[START RECORD EXCERPTS]

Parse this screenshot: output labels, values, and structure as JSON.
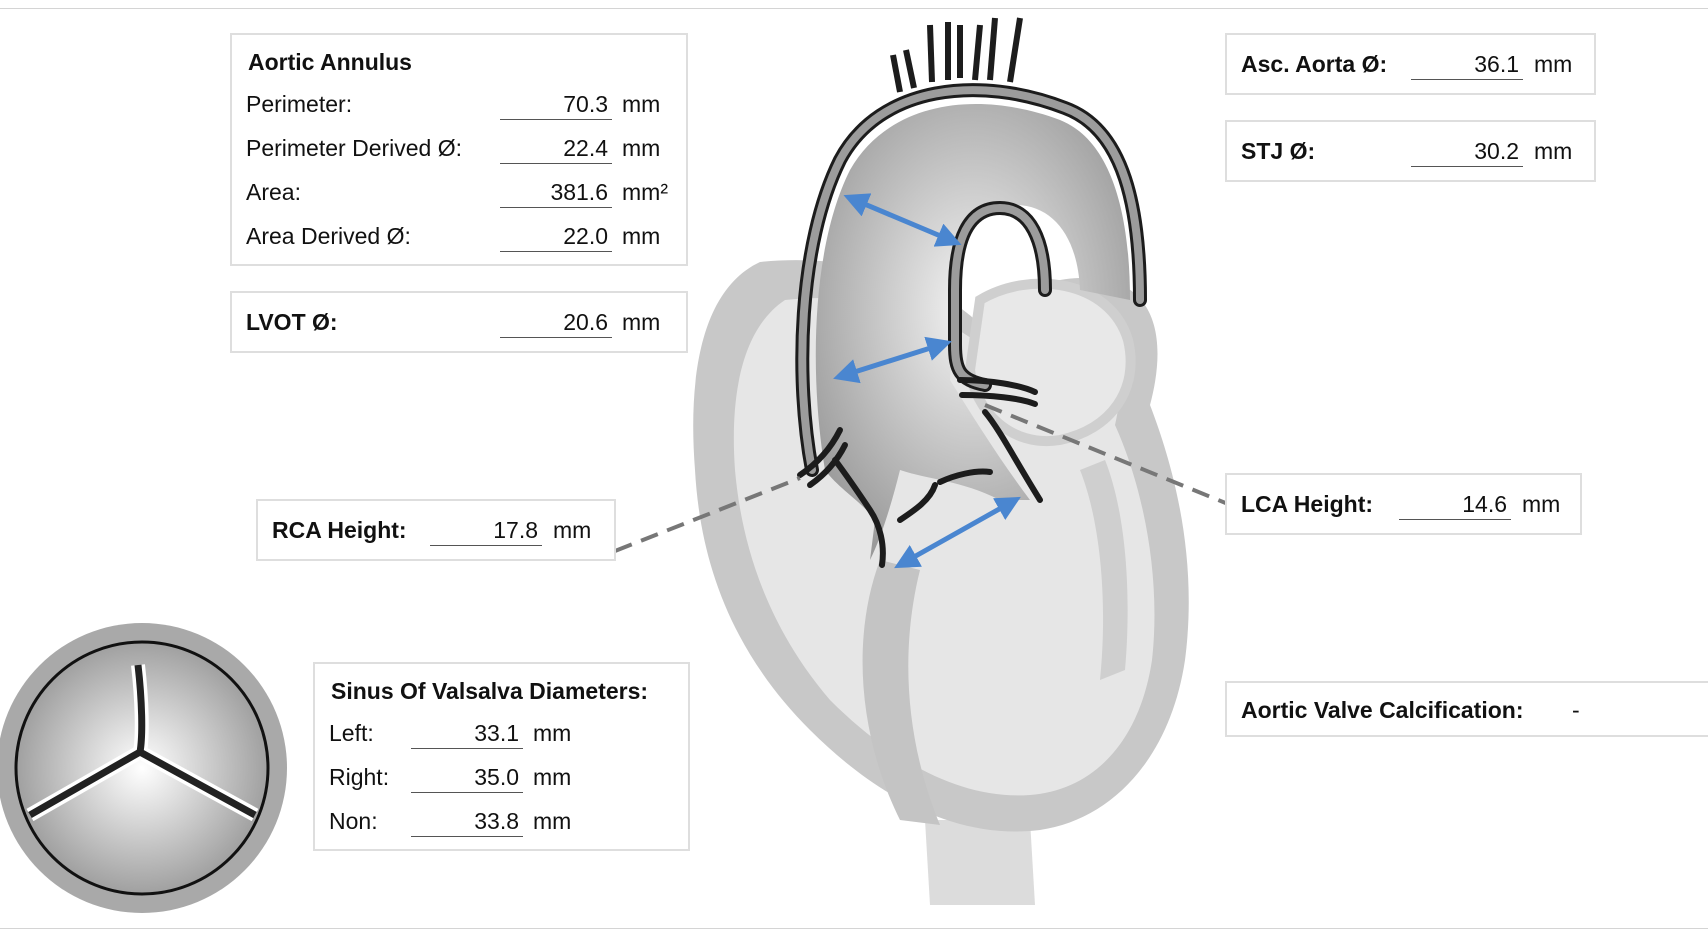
{
  "aortic_annulus": {
    "title": "Aortic Annulus",
    "rows": [
      {
        "label": "Perimeter:",
        "value": "70.3",
        "unit": "mm"
      },
      {
        "label": "Perimeter Derived Ø:",
        "value": "22.4",
        "unit": "mm"
      },
      {
        "label": "Area:",
        "value": "381.6",
        "unit": "mm²"
      },
      {
        "label": "Area Derived Ø:",
        "value": "22.0",
        "unit": "mm"
      }
    ]
  },
  "lvot": {
    "label": "LVOT Ø:",
    "value": "20.6",
    "unit": "mm"
  },
  "rca_height": {
    "label": "RCA Height:",
    "value": "17.8",
    "unit": "mm"
  },
  "sinus_of_valsalva": {
    "title": "Sinus Of Valsalva Diameters:",
    "rows": [
      {
        "label": "Left:",
        "value": "33.1",
        "unit": "mm"
      },
      {
        "label": "Right:",
        "value": "35.0",
        "unit": "mm"
      },
      {
        "label": "Non:",
        "value": "33.8",
        "unit": "mm"
      }
    ]
  },
  "asc_aorta": {
    "label": "Asc. Aorta Ø:",
    "value": "36.1",
    "unit": "mm"
  },
  "stj": {
    "label": "STJ Ø:",
    "value": "30.2",
    "unit": "mm"
  },
  "lca_height": {
    "label": "LCA Height:",
    "value": "14.6",
    "unit": "mm"
  },
  "aortic_valve_calcification": {
    "label": "Aortic Valve Calcification:",
    "value": "-"
  },
  "colors": {
    "arrow": "#4a86d0",
    "heart_fill": "#e4e4e4",
    "heart_shade": "#c4c4c4",
    "aorta_wall": "#1c1c1c"
  }
}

[END RECORD EXCERPTS]

• SHORT TASK: Copy the material shown above in full and exactly. Skip the pictures.

• CORRECT RESPONSE:
Parse this screenshot: output labels, values, and structure as JSON.
{
  "aortic_annulus": {
    "title": "Aortic Annulus",
    "rows": [
      {
        "label": "Perimeter:",
        "value": "70.3",
        "unit": "mm"
      },
      {
        "label": "Perimeter Derived Ø:",
        "value": "22.4",
        "unit": "mm"
      },
      {
        "label": "Area:",
        "value": "381.6",
        "unit": "mm²"
      },
      {
        "label": "Area Derived Ø:",
        "value": "22.0",
        "unit": "mm"
      }
    ]
  },
  "lvot": {
    "label": "LVOT Ø:",
    "value": "20.6",
    "unit": "mm"
  },
  "rca_height": {
    "label": "RCA Height:",
    "value": "17.8",
    "unit": "mm"
  },
  "sinus_of_valsalva": {
    "title": "Sinus Of Valsalva Diameters:",
    "rows": [
      {
        "label": "Left:",
        "value": "33.1",
        "unit": "mm"
      },
      {
        "label": "Right:",
        "value": "35.0",
        "unit": "mm"
      },
      {
        "label": "Non:",
        "value": "33.8",
        "unit": "mm"
      }
    ]
  },
  "asc_aorta": {
    "label": "Asc. Aorta Ø:",
    "value": "36.1",
    "unit": "mm"
  },
  "stj": {
    "label": "STJ Ø:",
    "value": "30.2",
    "unit": "mm"
  },
  "lca_height": {
    "label": "LCA Height:",
    "value": "14.6",
    "unit": "mm"
  },
  "aortic_valve_calcification": {
    "label": "Aortic Valve Calcification:",
    "value": "-"
  },
  "colors": {
    "arrow": "#4a86d0",
    "heart_fill": "#e4e4e4",
    "heart_shade": "#c4c4c4",
    "aorta_wall": "#1c1c1c"
  }
}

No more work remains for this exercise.